Records for this task:
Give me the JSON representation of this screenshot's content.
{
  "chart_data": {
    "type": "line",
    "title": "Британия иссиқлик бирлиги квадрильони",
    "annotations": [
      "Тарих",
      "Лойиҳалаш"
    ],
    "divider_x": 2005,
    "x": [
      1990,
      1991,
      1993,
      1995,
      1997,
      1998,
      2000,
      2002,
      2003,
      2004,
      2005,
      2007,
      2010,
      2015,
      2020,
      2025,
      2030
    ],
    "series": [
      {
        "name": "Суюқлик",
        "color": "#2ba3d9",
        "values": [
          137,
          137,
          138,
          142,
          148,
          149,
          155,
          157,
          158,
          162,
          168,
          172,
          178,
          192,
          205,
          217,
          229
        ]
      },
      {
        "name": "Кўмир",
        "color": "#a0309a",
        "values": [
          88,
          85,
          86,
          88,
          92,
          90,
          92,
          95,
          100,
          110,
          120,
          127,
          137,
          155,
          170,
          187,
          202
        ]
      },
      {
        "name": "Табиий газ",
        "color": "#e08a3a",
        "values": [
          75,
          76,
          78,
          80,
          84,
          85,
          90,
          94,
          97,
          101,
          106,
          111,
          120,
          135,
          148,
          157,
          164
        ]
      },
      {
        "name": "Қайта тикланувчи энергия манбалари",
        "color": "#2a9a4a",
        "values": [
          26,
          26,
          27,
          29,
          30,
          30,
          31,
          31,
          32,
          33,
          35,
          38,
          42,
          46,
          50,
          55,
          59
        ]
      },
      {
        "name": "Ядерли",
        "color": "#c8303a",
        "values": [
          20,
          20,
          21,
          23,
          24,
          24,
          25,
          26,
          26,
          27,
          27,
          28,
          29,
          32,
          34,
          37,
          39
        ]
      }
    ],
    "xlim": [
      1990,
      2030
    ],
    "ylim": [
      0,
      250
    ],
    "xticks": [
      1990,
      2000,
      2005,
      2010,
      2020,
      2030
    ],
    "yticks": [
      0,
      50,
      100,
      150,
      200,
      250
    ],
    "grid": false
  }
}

...

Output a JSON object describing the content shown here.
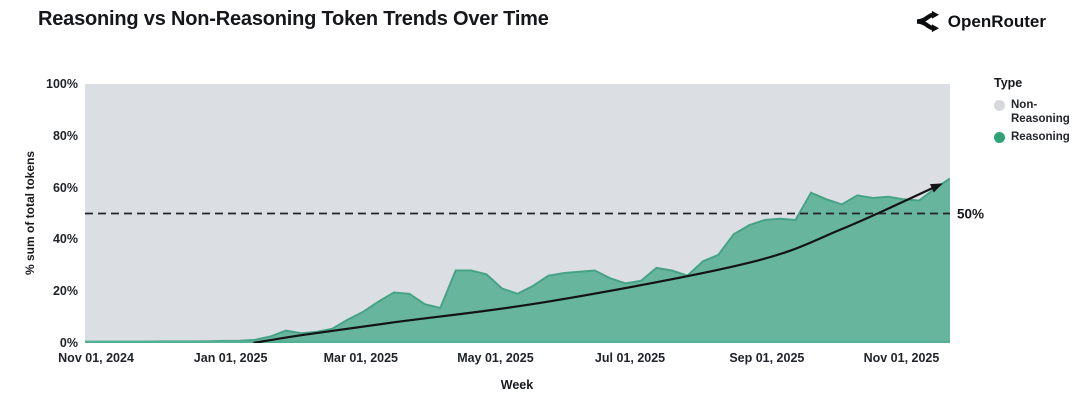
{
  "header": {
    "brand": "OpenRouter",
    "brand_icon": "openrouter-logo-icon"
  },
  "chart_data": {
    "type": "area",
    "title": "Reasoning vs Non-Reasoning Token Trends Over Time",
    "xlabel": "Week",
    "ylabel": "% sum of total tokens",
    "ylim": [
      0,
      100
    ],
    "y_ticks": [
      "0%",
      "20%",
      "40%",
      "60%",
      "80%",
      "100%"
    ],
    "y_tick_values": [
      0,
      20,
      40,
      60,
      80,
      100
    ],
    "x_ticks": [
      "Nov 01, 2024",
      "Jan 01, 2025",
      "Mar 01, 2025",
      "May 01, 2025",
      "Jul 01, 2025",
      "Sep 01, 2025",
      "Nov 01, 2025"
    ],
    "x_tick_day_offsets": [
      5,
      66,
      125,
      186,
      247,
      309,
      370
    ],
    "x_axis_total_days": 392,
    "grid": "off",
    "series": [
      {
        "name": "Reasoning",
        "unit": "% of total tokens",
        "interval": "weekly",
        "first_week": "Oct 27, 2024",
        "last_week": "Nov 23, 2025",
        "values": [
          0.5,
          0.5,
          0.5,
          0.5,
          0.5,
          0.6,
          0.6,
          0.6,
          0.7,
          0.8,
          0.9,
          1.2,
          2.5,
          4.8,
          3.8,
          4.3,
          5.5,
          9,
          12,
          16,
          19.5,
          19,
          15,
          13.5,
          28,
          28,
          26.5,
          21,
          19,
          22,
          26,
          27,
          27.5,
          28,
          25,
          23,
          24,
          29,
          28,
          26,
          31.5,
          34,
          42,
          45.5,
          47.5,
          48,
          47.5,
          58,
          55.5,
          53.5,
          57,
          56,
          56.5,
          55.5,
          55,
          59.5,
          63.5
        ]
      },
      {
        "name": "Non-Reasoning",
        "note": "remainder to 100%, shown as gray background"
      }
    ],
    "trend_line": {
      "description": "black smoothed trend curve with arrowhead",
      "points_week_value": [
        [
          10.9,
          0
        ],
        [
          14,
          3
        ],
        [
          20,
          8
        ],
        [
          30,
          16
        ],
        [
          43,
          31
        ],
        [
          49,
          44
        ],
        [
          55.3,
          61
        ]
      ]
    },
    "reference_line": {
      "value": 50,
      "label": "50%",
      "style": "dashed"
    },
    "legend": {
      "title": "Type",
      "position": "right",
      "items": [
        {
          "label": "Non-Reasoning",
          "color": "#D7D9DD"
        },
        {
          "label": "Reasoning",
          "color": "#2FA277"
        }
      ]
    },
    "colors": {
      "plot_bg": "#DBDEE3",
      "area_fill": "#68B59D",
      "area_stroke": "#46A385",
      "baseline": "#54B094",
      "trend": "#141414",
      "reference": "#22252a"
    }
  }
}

What you will do: Select, from the listing, all lines that include the word "tokens".

Written response:
    "ylabel": "% sum of total tokens",
        "unit": "% of total tokens",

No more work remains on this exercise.